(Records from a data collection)
★ ★ ★ ★ ★ ★ ★

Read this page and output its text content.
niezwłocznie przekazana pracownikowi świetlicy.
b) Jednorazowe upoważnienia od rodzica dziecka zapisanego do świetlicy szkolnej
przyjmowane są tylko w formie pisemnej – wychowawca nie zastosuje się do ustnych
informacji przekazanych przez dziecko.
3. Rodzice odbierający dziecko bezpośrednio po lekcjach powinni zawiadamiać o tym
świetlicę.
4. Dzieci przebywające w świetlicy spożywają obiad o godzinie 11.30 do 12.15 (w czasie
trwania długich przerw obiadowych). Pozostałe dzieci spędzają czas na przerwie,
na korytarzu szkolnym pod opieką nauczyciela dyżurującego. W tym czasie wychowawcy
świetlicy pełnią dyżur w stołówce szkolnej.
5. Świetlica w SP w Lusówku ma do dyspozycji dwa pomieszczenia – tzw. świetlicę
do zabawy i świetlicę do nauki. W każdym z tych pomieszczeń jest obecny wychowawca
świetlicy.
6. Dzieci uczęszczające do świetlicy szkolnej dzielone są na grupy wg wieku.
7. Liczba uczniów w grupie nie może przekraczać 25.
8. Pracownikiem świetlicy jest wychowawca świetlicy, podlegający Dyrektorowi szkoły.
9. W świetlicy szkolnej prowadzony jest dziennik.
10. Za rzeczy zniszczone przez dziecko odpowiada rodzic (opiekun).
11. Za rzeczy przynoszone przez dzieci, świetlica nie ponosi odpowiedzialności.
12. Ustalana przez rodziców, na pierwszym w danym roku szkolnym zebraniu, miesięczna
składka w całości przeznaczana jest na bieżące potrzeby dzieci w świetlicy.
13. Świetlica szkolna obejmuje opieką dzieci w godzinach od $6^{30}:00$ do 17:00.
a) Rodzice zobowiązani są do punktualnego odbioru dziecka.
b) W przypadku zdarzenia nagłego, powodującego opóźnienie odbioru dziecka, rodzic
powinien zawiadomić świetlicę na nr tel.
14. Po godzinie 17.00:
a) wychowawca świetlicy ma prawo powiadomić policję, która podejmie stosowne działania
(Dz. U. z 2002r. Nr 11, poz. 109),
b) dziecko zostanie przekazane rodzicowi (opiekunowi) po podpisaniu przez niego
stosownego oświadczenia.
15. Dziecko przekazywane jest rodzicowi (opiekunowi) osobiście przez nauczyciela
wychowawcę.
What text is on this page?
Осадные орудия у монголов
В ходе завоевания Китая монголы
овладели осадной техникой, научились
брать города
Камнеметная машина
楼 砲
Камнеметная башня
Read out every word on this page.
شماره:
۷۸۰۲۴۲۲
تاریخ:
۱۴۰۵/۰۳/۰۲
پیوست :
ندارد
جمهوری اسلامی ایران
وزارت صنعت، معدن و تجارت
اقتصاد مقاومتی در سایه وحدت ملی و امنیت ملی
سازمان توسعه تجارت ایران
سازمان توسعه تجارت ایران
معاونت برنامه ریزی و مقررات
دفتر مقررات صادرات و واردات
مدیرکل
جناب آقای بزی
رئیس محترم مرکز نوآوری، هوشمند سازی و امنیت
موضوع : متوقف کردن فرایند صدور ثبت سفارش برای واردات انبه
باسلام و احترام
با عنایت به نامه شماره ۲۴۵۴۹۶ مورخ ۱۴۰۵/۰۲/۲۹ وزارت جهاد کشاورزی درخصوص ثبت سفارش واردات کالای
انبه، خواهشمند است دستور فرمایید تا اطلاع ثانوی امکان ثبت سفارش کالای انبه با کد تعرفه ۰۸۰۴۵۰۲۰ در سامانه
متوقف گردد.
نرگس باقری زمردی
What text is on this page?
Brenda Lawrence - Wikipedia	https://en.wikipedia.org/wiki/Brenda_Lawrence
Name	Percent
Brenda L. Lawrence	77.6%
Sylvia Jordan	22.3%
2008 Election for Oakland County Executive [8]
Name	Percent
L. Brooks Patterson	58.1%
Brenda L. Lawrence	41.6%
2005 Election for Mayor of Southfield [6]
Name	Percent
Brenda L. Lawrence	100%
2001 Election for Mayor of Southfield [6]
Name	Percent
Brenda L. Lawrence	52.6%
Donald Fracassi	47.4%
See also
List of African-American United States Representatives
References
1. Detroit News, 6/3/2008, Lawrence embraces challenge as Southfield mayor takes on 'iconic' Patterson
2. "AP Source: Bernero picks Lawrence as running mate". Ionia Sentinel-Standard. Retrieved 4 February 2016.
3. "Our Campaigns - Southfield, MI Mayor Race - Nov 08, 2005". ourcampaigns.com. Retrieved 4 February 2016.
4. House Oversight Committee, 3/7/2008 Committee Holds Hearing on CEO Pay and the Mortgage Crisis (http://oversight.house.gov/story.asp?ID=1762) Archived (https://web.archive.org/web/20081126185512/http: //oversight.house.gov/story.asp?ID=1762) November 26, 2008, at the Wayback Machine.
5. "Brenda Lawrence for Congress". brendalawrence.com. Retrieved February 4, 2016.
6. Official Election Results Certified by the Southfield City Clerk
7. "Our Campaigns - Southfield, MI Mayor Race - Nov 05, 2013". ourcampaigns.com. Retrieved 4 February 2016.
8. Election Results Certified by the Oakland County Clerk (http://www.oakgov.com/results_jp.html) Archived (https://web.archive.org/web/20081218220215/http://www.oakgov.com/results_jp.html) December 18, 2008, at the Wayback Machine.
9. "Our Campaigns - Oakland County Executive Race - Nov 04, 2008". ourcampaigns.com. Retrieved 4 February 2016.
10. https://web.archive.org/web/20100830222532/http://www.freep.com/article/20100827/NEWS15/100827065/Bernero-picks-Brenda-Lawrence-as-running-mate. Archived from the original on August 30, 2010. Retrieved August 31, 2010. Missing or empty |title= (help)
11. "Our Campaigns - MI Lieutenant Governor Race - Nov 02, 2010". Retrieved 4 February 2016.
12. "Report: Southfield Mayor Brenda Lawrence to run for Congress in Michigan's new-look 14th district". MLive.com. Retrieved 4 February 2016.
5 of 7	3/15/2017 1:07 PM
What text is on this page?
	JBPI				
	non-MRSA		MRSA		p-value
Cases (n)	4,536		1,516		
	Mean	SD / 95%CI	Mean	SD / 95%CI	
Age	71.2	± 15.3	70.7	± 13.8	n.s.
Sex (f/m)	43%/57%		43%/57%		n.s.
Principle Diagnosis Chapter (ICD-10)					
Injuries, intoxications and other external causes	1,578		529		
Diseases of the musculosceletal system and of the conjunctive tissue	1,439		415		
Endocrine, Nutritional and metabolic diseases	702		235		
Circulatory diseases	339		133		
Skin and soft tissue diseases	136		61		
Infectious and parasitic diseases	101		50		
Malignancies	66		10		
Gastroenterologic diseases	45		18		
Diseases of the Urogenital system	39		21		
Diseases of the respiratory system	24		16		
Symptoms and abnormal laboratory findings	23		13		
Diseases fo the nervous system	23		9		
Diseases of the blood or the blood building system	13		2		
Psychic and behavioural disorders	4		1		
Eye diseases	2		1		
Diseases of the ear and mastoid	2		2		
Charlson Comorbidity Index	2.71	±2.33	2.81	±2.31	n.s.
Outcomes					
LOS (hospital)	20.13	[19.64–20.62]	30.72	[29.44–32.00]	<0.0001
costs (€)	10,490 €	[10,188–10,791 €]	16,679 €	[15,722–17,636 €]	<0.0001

★ ★ ★ ★ ★ ★ ★

> [Set problem]:
Copy the data above in full, character for character.

> [Written reply]:
Read this page and output its text content.
niezwłocznie przekazana pracownikowi świetlicy.
b) Jednorazowe upoważnienia od rodzica dziecka zapisanego do świetlicy szkolnej
przyjmowane są tylko w formie pisemnej – wychowawca nie zastosuje się do ustnych
informacji przekazanych przez dziecko.
3. Rodzice odbierający dziecko bezpośrednio po lekcjach powinni zawiadamiać o tym
świetlicę.
4. Dzieci przebywające w świetlicy spożywają obiad o godzinie 11.30 do 12.15 (w czasie
trwania długich przerw obiadowych). Pozostałe dzieci spędzają czas na przerwie,
na korytarzu szkolnym pod opieką nauczyciela dyżurującego. W tym czasie wychowawcy
świetlicy pełnią dyżur w stołówce szkolnej.
5. Świetlica w SP w Lusówku ma do dyspozycji dwa pomieszczenia – tzw. świetlicę
do zabawy i świetlicę do nauki. W każdym z tych pomieszczeń jest obecny wychowawca
świetlicy.
6. Dzieci uczęszczające do świetlicy szkolnej dzielone są na grupy wg wieku.
7. Liczba uczniów w grupie nie może przekraczać 25.
8. Pracownikiem świetlicy jest wychowawca świetlicy, podlegający Dyrektorowi szkoły.
9. W świetlicy szkolnej prowadzony jest dziennik.
10. Za rzeczy zniszczone przez dziecko odpowiada rodzic (opiekun).
11. Za rzeczy przynoszone przez dzieci, świetlica nie ponosi odpowiedzialności.
12. Ustalana przez rodziców, na pierwszym w danym roku szkolnym zebraniu, miesięczna
składka w całości przeznaczana jest na bieżące potrzeby dzieci w świetlicy.
13. Świetlica szkolna obejmuje opieką dzieci w godzinach od $6^{30}:00$ do 17:00.
a) Rodzice zobowiązani są do punktualnego odbioru dziecka.
b) W przypadku zdarzenia nagłego, powodującego opóźnienie odbioru dziecka, rodzic
powinien zawiadomić świetlicę na nr tel.
14. Po godzinie 17.00:
a) wychowawca świetlicy ma prawo powiadomić policję, która podejmie stosowne działania
(Dz. U. z 2002r. Nr 11, poz. 109),
b) dziecko zostanie przekazane rodzicowi (opiekunowi) po podpisaniu przez niego
stosownego oświadczenia.
15. Dziecko przekazywane jest rodzicowi (opiekunowi) osobiście przez nauczyciela
wychowawcę.
What text is on this page?
Осадные орудия у монголов
В ходе завоевания Китая монголы
овладели осадной техникой, научились
брать города
Камнеметная машина
楼 砲
Камнеметная башня
Read out every word on this page.
شماره:
۷۸۰۲۴۲۲
تاریخ:
۱۴۰۵/۰۳/۰۲
پیوست :
ندارد
جمهوری اسلامی ایران
وزارت صنعت، معدن و تجارت
اقتصاد مقاومتی در سایه وحدت ملی و امنیت ملی
سازمان توسعه تجارت ایران
سازمان توسعه تجارت ایران
معاونت برنامه ریزی و مقررات
دفتر مقررات صادرات و واردات
مدیرکل
جناب آقای بزی
رئیس محترم مرکز نوآوری، هوشمند سازی و امنیت
موضوع : متوقف کردن فرایند صدور ثبت سفارش برای واردات انبه
باسلام و احترام
با عنایت به نامه شماره ۲۴۵۴۹۶ مورخ ۱۴۰۵/۰۲/۲۹ وزارت جهاد کشاورزی درخصوص ثبت سفارش واردات کالای
انبه، خواهشمند است دستور فرمایید تا اطلاع ثانوی امکان ثبت سفارش کالای انبه با کد تعرفه ۰۸۰۴۵۰۲۰ در سامانه
متوقف گردد.
نرگس باقری زمردی
What text is on this page?
Brenda Lawrence - Wikipedia	https://en.wikipedia.org/wiki/Brenda_Lawrence
Name	Percent
Brenda L. Lawrence	77.6%
Sylvia Jordan	22.3%
2008 Election for Oakland County Executive [8]
Name	Percent
L. Brooks Patterson	58.1%
Brenda L. Lawrence	41.6%
2005 Election for Mayor of Southfield [6]
Name	Percent
Brenda L. Lawrence	100%
2001 Election for Mayor of Southfield [6]
Name	Percent
Brenda L. Lawrence	52.6%
Donald Fracassi	47.4%
See also
List of African-American United States Representatives
References
1. Detroit News, 6/3/2008, Lawrence embraces challenge as Southfield mayor takes on 'iconic' Patterson
2. "AP Source: Bernero picks Lawrence as running mate". Ionia Sentinel-Standard. Retrieved 4 February 2016.
3. "Our Campaigns - Southfield, MI Mayor Race - Nov 08, 2005". ourcampaigns.com. Retrieved 4 February 2016.
4. House Oversight Committee, 3/7/2008 Committee Holds Hearing on CEO Pay and the Mortgage Crisis (http://oversight.house.gov/story.asp?ID=1762) Archived (https://web.archive.org/web/20081126185512/http: //oversight.house.gov/story.asp?ID=1762) November 26, 2008, at the Wayback Machine.
5. "Brenda Lawrence for Congress". brendalawrence.com. Retrieved February 4, 2016.
6. Official Election Results Certified by the Southfield City Clerk
7. "Our Campaigns - Southfield, MI Mayor Race - Nov 05, 2013". ourcampaigns.com. Retrieved 4 February 2016.
8. Election Results Certified by the Oakland County Clerk (http://www.oakgov.com/results_jp.html) Archived (https://web.archive.org/web/20081218220215/http://www.oakgov.com/results_jp.html) December 18, 2008, at the Wayback Machine.
9. "Our Campaigns - Oakland County Executive Race - Nov 04, 2008". ourcampaigns.com. Retrieved 4 February 2016.
10. https://web.archive.org/web/20100830222532/http://www.freep.com/article/20100827/NEWS15/100827065/Bernero-picks-Brenda-Lawrence-as-running-mate. Archived from the original on August 30, 2010. Retrieved August 31, 2010. Missing or empty |title= (help)
11. "Our Campaigns - MI Lieutenant Governor Race - Nov 02, 2010". Retrieved 4 February 2016.
12. "Report: Southfield Mayor Brenda Lawrence to run for Congress in Michigan's new-look 14th district". MLive.com. Retrieved 4 February 2016.
5 of 7	3/15/2017 1:07 PM
What text is on this page?
	JBPI				
	non-MRSA		MRSA		p-value
Cases (n)	4,536		1,516		
	Mean	SD / 95%CI	Mean	SD / 95%CI	
Age	71.2	± 15.3	70.7	± 13.8	n.s.
Sex (f/m)	43%/57%		43%/57%		n.s.
Principle Diagnosis Chapter (ICD-10)					
Injuries, intoxications and other external causes	1,578		529		
Diseases of the musculosceletal system and of the conjunctive tissue	1,439		415		
Endocrine, Nutritional and metabolic diseases	702		235		
Circulatory diseases	339		133		
Skin and soft tissue diseases	136		61		
Infectious and parasitic diseases	101		50		
Malignancies	66		10		
Gastroenterologic diseases	45		18		
Diseases of the Urogenital system	39		21		
Diseases of the respiratory system	24		16		
Symptoms and abnormal laboratory findings	23		13		
Diseases fo the nervous system	23		9		
Diseases of the blood or the blood building system	13		2		
Psychic and behavioural disorders	4		1		
Eye diseases	2		1		
Diseases of the ear and mastoid	2		2		
Charlson Comorbidity Index	2.71	±2.33	2.81	±2.31	n.s.
Outcomes					
LOS (hospital)	20.13	[19.64–20.62]	30.72	[29.44–32.00]	<0.0001
costs (€)	10,490 €	[10,188–10,791 €]	16,679 €	[15,722–17,636 €]	<0.0001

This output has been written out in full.